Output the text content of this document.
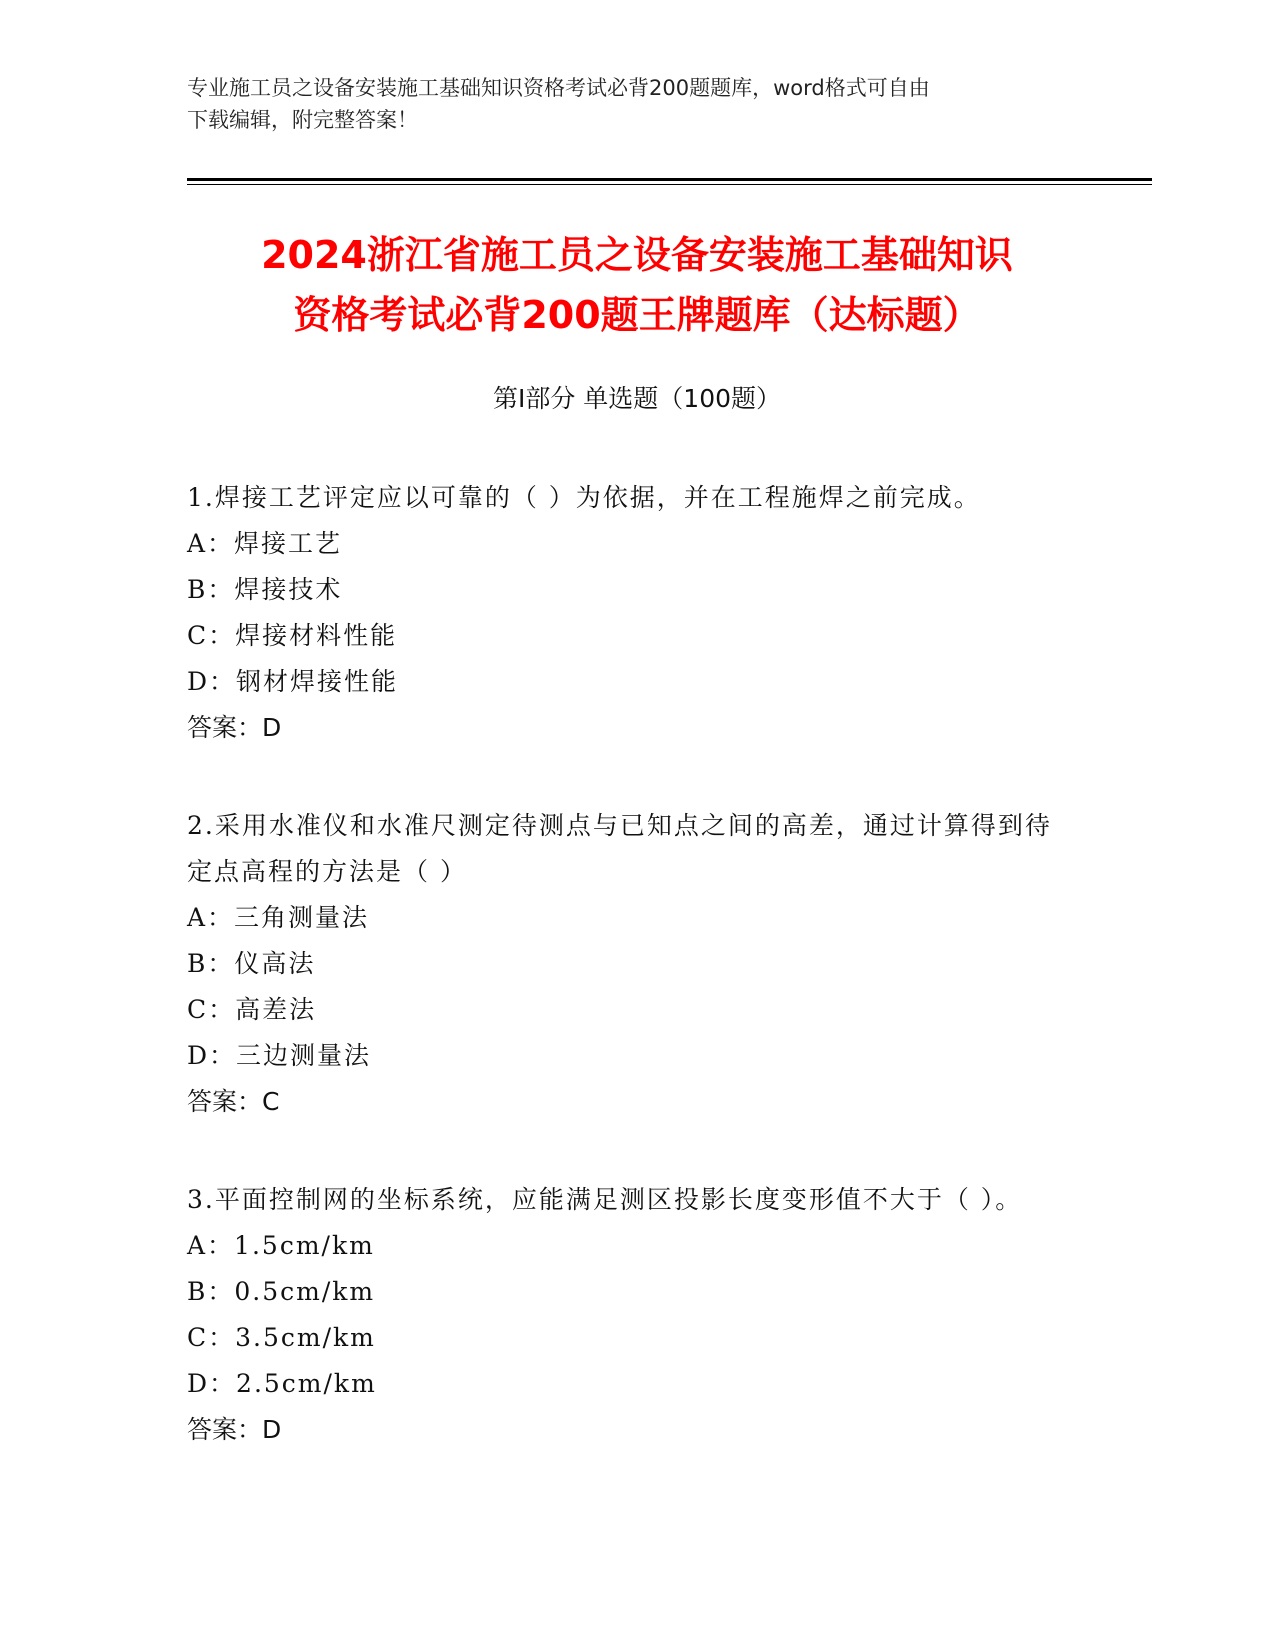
专业施工员之设备安装施工基础知识资格考试必背200题题库，word格式可自由
下载编辑，附完整答案！
2024浙江省施工员之设备安装施工基础知识
资格考试必背200题王牌题库（达标题）
第Ⅰ部分 单选题（100题）
1.焊接工艺评定应以可靠的（ ）为依据，并在工程施焊之前完成。
A：焊接工艺
B：焊接技术
C：焊接材料性能
D：钢材焊接性能
答案：D
2.采用水准仪和水准尺测定待测点与已知点之间的高差，通过计算得到待定点高程的方法是（ ）
A：三角测量法
B：仪高法
C：高差法
D：三边测量法
答案：C
3.平面控制网的坐标系统，应能满足测区投影长度变形值不大于（ ）。
A：1.5cm/km
B：0.5cm/km
C：3.5cm/km
D：2.5cm/km
答案：D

Exercise aim
Leave the pictures out and reproduce each record exactly as written.

Answer in full
Output the text content of this document.
专业施工员之设备安装施工基础知识资格考试必背200题题库，word格式可自由
下载编辑，附完整答案！
2024浙江省施工员之设备安装施工基础知识
资格考试必背200题王牌题库（达标题）
第Ⅰ部分 单选题（100题）
1.焊接工艺评定应以可靠的（ ）为依据，并在工程施焊之前完成。
A：焊接工艺
B：焊接技术
C：焊接材料性能
D：钢材焊接性能
答案：D
2.采用水准仪和水准尺测定待测点与已知点之间的高差，通过计算得到待定点高程的方法是（ ）
A：三角测量法
B：仪高法
C：高差法
D：三边测量法
答案：C
3.平面控制网的坐标系统，应能满足测区投影长度变形值不大于（ ）。
A：1.5cm/km
B：0.5cm/km
C：3.5cm/km
D：2.5cm/km
答案：D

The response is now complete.